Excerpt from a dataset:
☆ ☆ ☆ ☆ ☆ ☆ ☆

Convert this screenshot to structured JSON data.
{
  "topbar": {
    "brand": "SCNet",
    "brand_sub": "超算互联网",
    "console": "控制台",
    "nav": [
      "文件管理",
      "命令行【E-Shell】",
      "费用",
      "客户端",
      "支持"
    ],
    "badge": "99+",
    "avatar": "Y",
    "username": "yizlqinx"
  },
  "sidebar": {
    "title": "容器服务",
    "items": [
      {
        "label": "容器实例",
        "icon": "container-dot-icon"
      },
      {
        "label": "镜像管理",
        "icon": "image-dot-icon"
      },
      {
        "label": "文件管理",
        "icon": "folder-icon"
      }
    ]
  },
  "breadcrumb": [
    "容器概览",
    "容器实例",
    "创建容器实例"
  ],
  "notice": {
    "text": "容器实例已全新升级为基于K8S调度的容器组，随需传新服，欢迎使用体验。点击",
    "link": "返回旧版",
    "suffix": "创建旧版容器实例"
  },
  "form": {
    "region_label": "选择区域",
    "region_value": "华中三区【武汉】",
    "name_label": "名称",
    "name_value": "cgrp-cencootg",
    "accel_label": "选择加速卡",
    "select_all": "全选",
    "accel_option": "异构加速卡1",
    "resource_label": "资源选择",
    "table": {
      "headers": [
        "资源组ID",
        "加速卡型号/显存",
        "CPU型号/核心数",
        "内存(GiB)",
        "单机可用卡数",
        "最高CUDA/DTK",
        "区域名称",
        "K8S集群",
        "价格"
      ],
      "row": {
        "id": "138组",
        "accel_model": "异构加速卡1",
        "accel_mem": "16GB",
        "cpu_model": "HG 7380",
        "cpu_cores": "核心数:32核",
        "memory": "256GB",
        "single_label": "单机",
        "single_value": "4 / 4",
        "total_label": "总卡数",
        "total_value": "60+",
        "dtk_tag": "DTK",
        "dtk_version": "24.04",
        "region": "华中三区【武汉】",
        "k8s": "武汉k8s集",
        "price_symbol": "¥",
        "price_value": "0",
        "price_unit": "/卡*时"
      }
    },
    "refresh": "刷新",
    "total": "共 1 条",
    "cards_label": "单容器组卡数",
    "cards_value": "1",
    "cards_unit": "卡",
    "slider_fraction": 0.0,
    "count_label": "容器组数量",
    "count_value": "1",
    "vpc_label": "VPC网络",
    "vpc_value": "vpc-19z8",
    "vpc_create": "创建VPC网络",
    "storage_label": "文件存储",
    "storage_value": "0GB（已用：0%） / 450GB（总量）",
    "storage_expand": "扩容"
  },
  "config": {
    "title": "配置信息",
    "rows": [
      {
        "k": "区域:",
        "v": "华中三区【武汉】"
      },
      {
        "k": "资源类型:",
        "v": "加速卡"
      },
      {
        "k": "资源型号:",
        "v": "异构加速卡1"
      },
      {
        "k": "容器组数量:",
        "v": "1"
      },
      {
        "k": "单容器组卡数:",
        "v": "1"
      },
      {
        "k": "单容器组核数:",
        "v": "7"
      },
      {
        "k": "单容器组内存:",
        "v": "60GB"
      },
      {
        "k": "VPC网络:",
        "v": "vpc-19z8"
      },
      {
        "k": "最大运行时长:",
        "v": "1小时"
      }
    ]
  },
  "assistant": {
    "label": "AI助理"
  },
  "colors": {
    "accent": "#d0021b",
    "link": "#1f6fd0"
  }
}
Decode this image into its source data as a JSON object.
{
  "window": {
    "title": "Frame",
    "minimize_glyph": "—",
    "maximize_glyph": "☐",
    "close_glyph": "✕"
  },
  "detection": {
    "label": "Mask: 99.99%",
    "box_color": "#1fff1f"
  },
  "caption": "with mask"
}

☆ ☆ ☆ ☆ ☆ ☆ ☆

The task:
Take the entries above and transcribe them in full.

Full solution:
Convert this screenshot to structured JSON data.
{
  "topbar": {
    "brand": "SCNet",
    "brand_sub": "超算互联网",
    "console": "控制台",
    "nav": [
      "文件管理",
      "命令行【E-Shell】",
      "费用",
      "客户端",
      "支持"
    ],
    "badge": "99+",
    "avatar": "Y",
    "username": "yizlqinx"
  },
  "sidebar": {
    "title": "容器服务",
    "items": [
      {
        "label": "容器实例",
        "icon": "container-dot-icon"
      },
      {
        "label": "镜像管理",
        "icon": "image-dot-icon"
      },
      {
        "label": "文件管理",
        "icon": "folder-icon"
      }
    ]
  },
  "breadcrumb": [
    "容器概览",
    "容器实例",
    "创建容器实例"
  ],
  "notice": {
    "text": "容器实例已全新升级为基于K8S调度的容器组，随需传新服，欢迎使用体验。点击",
    "link": "返回旧版",
    "suffix": "创建旧版容器实例"
  },
  "form": {
    "region_label": "选择区域",
    "region_value": "华中三区【武汉】",
    "name_label": "名称",
    "name_value": "cgrp-cencootg",
    "accel_label": "选择加速卡",
    "select_all": "全选",
    "accel_option": "异构加速卡1",
    "resource_label": "资源选择",
    "table": {
      "headers": [
        "资源组ID",
        "加速卡型号/显存",
        "CPU型号/核心数",
        "内存(GiB)",
        "单机可用卡数",
        "最高CUDA/DTK",
        "区域名称",
        "K8S集群",
        "价格"
      ],
      "row": {
        "id": "138组",
        "accel_model": "异构加速卡1",
        "accel_mem": "16GB",
        "cpu_model": "HG 7380",
        "cpu_cores": "核心数:32核",
        "memory": "256GB",
        "single_label": "单机",
        "single_value": "4 / 4",
        "total_label": "总卡数",
        "total_value": "60+",
        "dtk_tag": "DTK",
        "dtk_version": "24.04",
        "region": "华中三区【武汉】",
        "k8s": "武汉k8s集",
        "price_symbol": "¥",
        "price_value": "0",
        "price_unit": "/卡*时"
      }
    },
    "refresh": "刷新",
    "total": "共 1 条",
    "cards_label": "单容器组卡数",
    "cards_value": "1",
    "cards_unit": "卡",
    "slider_fraction": 0.0,
    "count_label": "容器组数量",
    "count_value": "1",
    "vpc_label": "VPC网络",
    "vpc_value": "vpc-19z8",
    "vpc_create": "创建VPC网络",
    "storage_label": "文件存储",
    "storage_value": "0GB（已用：0%） / 450GB（总量）",
    "storage_expand": "扩容"
  },
  "config": {
    "title": "配置信息",
    "rows": [
      {
        "k": "区域:",
        "v": "华中三区【武汉】"
      },
      {
        "k": "资源类型:",
        "v": "加速卡"
      },
      {
        "k": "资源型号:",
        "v": "异构加速卡1"
      },
      {
        "k": "容器组数量:",
        "v": "1"
      },
      {
        "k": "单容器组卡数:",
        "v": "1"
      },
      {
        "k": "单容器组核数:",
        "v": "7"
      },
      {
        "k": "单容器组内存:",
        "v": "60GB"
      },
      {
        "k": "VPC网络:",
        "v": "vpc-19z8"
      },
      {
        "k": "最大运行时长:",
        "v": "1小时"
      }
    ]
  },
  "assistant": {
    "label": "AI助理"
  },
  "colors": {
    "accent": "#d0021b",
    "link": "#1f6fd0"
  }
}
Decode this image into its source data as a JSON object.
{
  "window": {
    "title": "Frame",
    "minimize_glyph": "—",
    "maximize_glyph": "☐",
    "close_glyph": "✕"
  },
  "detection": {
    "label": "Mask: 99.99%",
    "box_color": "#1fff1f"
  },
  "caption": "with mask"
}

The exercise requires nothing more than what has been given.